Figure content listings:
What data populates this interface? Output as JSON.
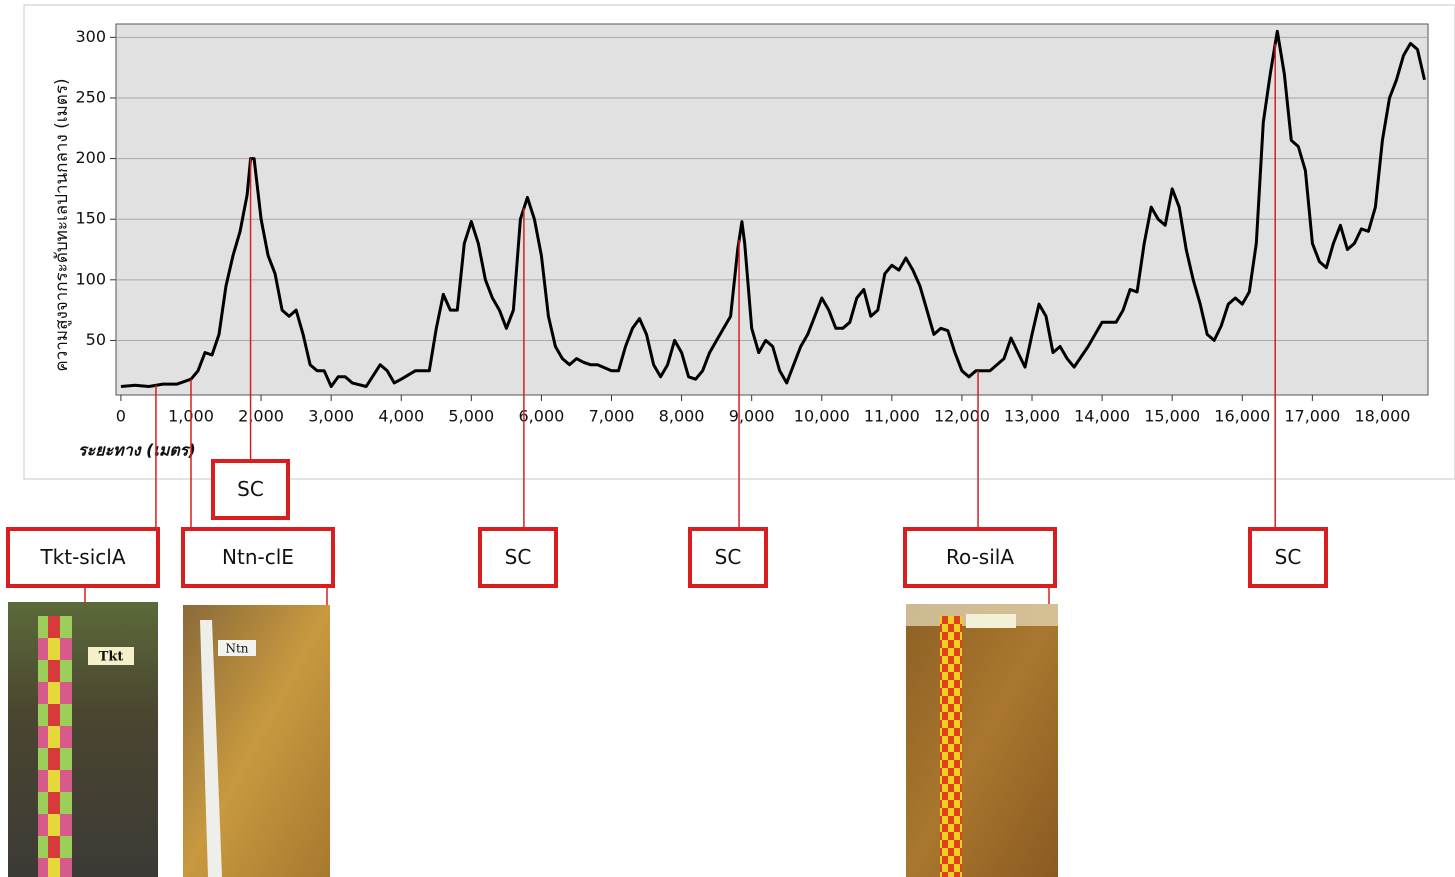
{
  "chart_data": {
    "type": "line",
    "ylabel": "ความสูงจากระดับทะเลปานกลาง (เมตร)",
    "xlabel": "ระยะทาง (เมตร)",
    "color": "#000000",
    "grid": true,
    "xlim": [
      -70,
      18650
    ],
    "ylim": [
      5,
      311
    ],
    "yticks": [
      50,
      100,
      150,
      200,
      250,
      300
    ],
    "xticks": [
      0,
      {
        "value": 1000,
        "label": "1,000"
      },
      {
        "value": 2000,
        "label": "2,000"
      },
      {
        "value": 3000,
        "label": "3,000"
      },
      {
        "value": 4000,
        "label": "4,000"
      },
      {
        "value": 5000,
        "label": "5,000"
      },
      {
        "value": 6000,
        "label": "6,000"
      },
      {
        "value": 7000,
        "label": "7,000"
      },
      {
        "value": 8000,
        "label": "8,000"
      },
      {
        "value": 9000,
        "label": "9,000"
      },
      {
        "value": 10000,
        "label": "10,000"
      },
      {
        "value": 11000,
        "label": "11,000"
      },
      {
        "value": 12000,
        "label": "12,000"
      },
      {
        "value": 13000,
        "label": "13,000"
      },
      {
        "value": 14000,
        "label": "14,000"
      },
      {
        "value": 15000,
        "label": "15,000"
      },
      {
        "value": 16000,
        "label": "16,000"
      },
      {
        "value": 17000,
        "label": "17,000"
      },
      {
        "value": 18000,
        "label": "18,000"
      }
    ],
    "x": [
      0,
      200,
      400,
      600,
      800,
      1000,
      1100,
      1200,
      1300,
      1400,
      1500,
      1600,
      1700,
      1800,
      1850,
      1900,
      2000,
      2100,
      2200,
      2300,
      2400,
      2500,
      2600,
      2700,
      2800,
      2900,
      3000,
      3100,
      3200,
      3300,
      3500,
      3700,
      3800,
      3900,
      4000,
      4200,
      4400,
      4500,
      4600,
      4700,
      4800,
      4900,
      5000,
      5100,
      5200,
      5300,
      5400,
      5500,
      5600,
      5700,
      5800,
      5900,
      6000,
      6100,
      6200,
      6300,
      6400,
      6500,
      6600,
      6700,
      6800,
      7000,
      7100,
      7200,
      7300,
      7400,
      7500,
      7600,
      7700,
      7800,
      7900,
      8000,
      8100,
      8200,
      8300,
      8400,
      8500,
      8600,
      8700,
      8800,
      8860,
      8900,
      9000,
      9100,
      9200,
      9300,
      9400,
      9500,
      9600,
      9700,
      9800,
      9900,
      10000,
      10100,
      10200,
      10300,
      10400,
      10500,
      10600,
      10700,
      10800,
      10900,
      11000,
      11100,
      11200,
      11300,
      11400,
      11500,
      11600,
      11700,
      11800,
      11900,
      12000,
      12100,
      12200,
      12400,
      12600,
      12700,
      12800,
      12900,
      13000,
      13100,
      13200,
      13300,
      13400,
      13500,
      13600,
      13800,
      14000,
      14200,
      14300,
      14400,
      14500,
      14600,
      14700,
      14800,
      14900,
      15000,
      15100,
      15200,
      15300,
      15400,
      15500,
      15600,
      15700,
      15800,
      15900,
      16000,
      16100,
      16200,
      16300,
      16400,
      16500,
      16600,
      16700,
      16800,
      16900,
      17000,
      17100,
      17200,
      17300,
      17400,
      17500,
      17600,
      17700,
      17800,
      17900,
      18000,
      18100,
      18200,
      18300,
      18400,
      18500,
      18600
    ],
    "values": [
      12,
      13,
      12,
      14,
      14,
      18,
      25,
      40,
      38,
      55,
      95,
      120,
      140,
      170,
      200,
      200,
      150,
      120,
      105,
      75,
      70,
      75,
      55,
      30,
      25,
      25,
      12,
      20,
      20,
      15,
      12,
      30,
      25,
      15,
      18,
      25,
      25,
      60,
      88,
      75,
      75,
      130,
      148,
      130,
      100,
      85,
      75,
      60,
      75,
      150,
      168,
      150,
      120,
      70,
      45,
      35,
      30,
      35,
      32,
      30,
      30,
      25,
      25,
      45,
      60,
      68,
      55,
      30,
      20,
      30,
      50,
      40,
      20,
      18,
      25,
      40,
      50,
      60,
      70,
      125,
      148,
      130,
      60,
      40,
      50,
      45,
      25,
      15,
      30,
      45,
      55,
      70,
      85,
      75,
      60,
      60,
      65,
      85,
      92,
      70,
      75,
      105,
      112,
      108,
      118,
      108,
      95,
      75,
      55,
      60,
      58,
      40,
      25,
      20,
      25,
      25,
      35,
      52,
      40,
      28,
      55,
      80,
      70,
      40,
      45,
      35,
      28,
      45,
      65,
      65,
      75,
      92,
      90,
      130,
      160,
      150,
      145,
      175,
      160,
      125,
      100,
      80,
      55,
      50,
      62,
      80,
      85,
      80,
      90,
      130,
      230,
      270,
      305,
      270,
      215,
      210,
      190,
      130,
      115,
      110,
      130,
      145,
      125,
      130,
      142,
      140,
      160,
      215,
      250,
      265,
      285,
      295,
      290,
      265
    ],
    "annotations": [
      {
        "label": "Tkt-siclA",
        "x": 500
      },
      {
        "label": "Ntn-clE",
        "x": 1000
      },
      {
        "label": "SC",
        "x": 1850
      },
      {
        "label": "SC",
        "x": 5750
      },
      {
        "label": "SC",
        "x": 8820
      },
      {
        "label": "Ro-silA",
        "x": 12230
      },
      {
        "label": "SC",
        "x": 16470
      }
    ]
  }
}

**TO DO**
Every line above should be returned word for word, with the pictures left behind.

**RESULT**
What data populates this interface? Output as JSON.
{
  "chart_data": {
    "type": "line",
    "ylabel": "ความสูงจากระดับทะเลปานกลาง (เมตร)",
    "xlabel": "ระยะทาง (เมตร)",
    "color": "#000000",
    "grid": true,
    "xlim": [
      -70,
      18650
    ],
    "ylim": [
      5,
      311
    ],
    "yticks": [
      50,
      100,
      150,
      200,
      250,
      300
    ],
    "xticks": [
      0,
      {
        "value": 1000,
        "label": "1,000"
      },
      {
        "value": 2000,
        "label": "2,000"
      },
      {
        "value": 3000,
        "label": "3,000"
      },
      {
        "value": 4000,
        "label": "4,000"
      },
      {
        "value": 5000,
        "label": "5,000"
      },
      {
        "value": 6000,
        "label": "6,000"
      },
      {
        "value": 7000,
        "label": "7,000"
      },
      {
        "value": 8000,
        "label": "8,000"
      },
      {
        "value": 9000,
        "label": "9,000"
      },
      {
        "value": 10000,
        "label": "10,000"
      },
      {
        "value": 11000,
        "label": "11,000"
      },
      {
        "value": 12000,
        "label": "12,000"
      },
      {
        "value": 13000,
        "label": "13,000"
      },
      {
        "value": 14000,
        "label": "14,000"
      },
      {
        "value": 15000,
        "label": "15,000"
      },
      {
        "value": 16000,
        "label": "16,000"
      },
      {
        "value": 17000,
        "label": "17,000"
      },
      {
        "value": 18000,
        "label": "18,000"
      }
    ],
    "x": [
      0,
      200,
      400,
      600,
      800,
      1000,
      1100,
      1200,
      1300,
      1400,
      1500,
      1600,
      1700,
      1800,
      1850,
      1900,
      2000,
      2100,
      2200,
      2300,
      2400,
      2500,
      2600,
      2700,
      2800,
      2900,
      3000,
      3100,
      3200,
      3300,
      3500,
      3700,
      3800,
      3900,
      4000,
      4200,
      4400,
      4500,
      4600,
      4700,
      4800,
      4900,
      5000,
      5100,
      5200,
      5300,
      5400,
      5500,
      5600,
      5700,
      5800,
      5900,
      6000,
      6100,
      6200,
      6300,
      6400,
      6500,
      6600,
      6700,
      6800,
      7000,
      7100,
      7200,
      7300,
      7400,
      7500,
      7600,
      7700,
      7800,
      7900,
      8000,
      8100,
      8200,
      8300,
      8400,
      8500,
      8600,
      8700,
      8800,
      8860,
      8900,
      9000,
      9100,
      9200,
      9300,
      9400,
      9500,
      9600,
      9700,
      9800,
      9900,
      10000,
      10100,
      10200,
      10300,
      10400,
      10500,
      10600,
      10700,
      10800,
      10900,
      11000,
      11100,
      11200,
      11300,
      11400,
      11500,
      11600,
      11700,
      11800,
      11900,
      12000,
      12100,
      12200,
      12400,
      12600,
      12700,
      12800,
      12900,
      13000,
      13100,
      13200,
      13300,
      13400,
      13500,
      13600,
      13800,
      14000,
      14200,
      14300,
      14400,
      14500,
      14600,
      14700,
      14800,
      14900,
      15000,
      15100,
      15200,
      15300,
      15400,
      15500,
      15600,
      15700,
      15800,
      15900,
      16000,
      16100,
      16200,
      16300,
      16400,
      16500,
      16600,
      16700,
      16800,
      16900,
      17000,
      17100,
      17200,
      17300,
      17400,
      17500,
      17600,
      17700,
      17800,
      17900,
      18000,
      18100,
      18200,
      18300,
      18400,
      18500,
      18600
    ],
    "values": [
      12,
      13,
      12,
      14,
      14,
      18,
      25,
      40,
      38,
      55,
      95,
      120,
      140,
      170,
      200,
      200,
      150,
      120,
      105,
      75,
      70,
      75,
      55,
      30,
      25,
      25,
      12,
      20,
      20,
      15,
      12,
      30,
      25,
      15,
      18,
      25,
      25,
      60,
      88,
      75,
      75,
      130,
      148,
      130,
      100,
      85,
      75,
      60,
      75,
      150,
      168,
      150,
      120,
      70,
      45,
      35,
      30,
      35,
      32,
      30,
      30,
      25,
      25,
      45,
      60,
      68,
      55,
      30,
      20,
      30,
      50,
      40,
      20,
      18,
      25,
      40,
      50,
      60,
      70,
      125,
      148,
      130,
      60,
      40,
      50,
      45,
      25,
      15,
      30,
      45,
      55,
      70,
      85,
      75,
      60,
      60,
      65,
      85,
      92,
      70,
      75,
      105,
      112,
      108,
      118,
      108,
      95,
      75,
      55,
      60,
      58,
      40,
      25,
      20,
      25,
      25,
      35,
      52,
      40,
      28,
      55,
      80,
      70,
      40,
      45,
      35,
      28,
      45,
      65,
      65,
      75,
      92,
      90,
      130,
      160,
      150,
      145,
      175,
      160,
      125,
      100,
      80,
      55,
      50,
      62,
      80,
      85,
      80,
      90,
      130,
      230,
      270,
      305,
      270,
      215,
      210,
      190,
      130,
      115,
      110,
      130,
      145,
      125,
      130,
      142,
      140,
      160,
      215,
      250,
      265,
      285,
      295,
      290,
      265
    ],
    "annotations": [
      {
        "label": "Tkt-siclA",
        "x": 500
      },
      {
        "label": "Ntn-clE",
        "x": 1000
      },
      {
        "label": "SC",
        "x": 1850
      },
      {
        "label": "SC",
        "x": 5750
      },
      {
        "label": "SC",
        "x": 8820
      },
      {
        "label": "Ro-silA",
        "x": 12230
      },
      {
        "label": "SC",
        "x": 16470
      }
    ]
  }
}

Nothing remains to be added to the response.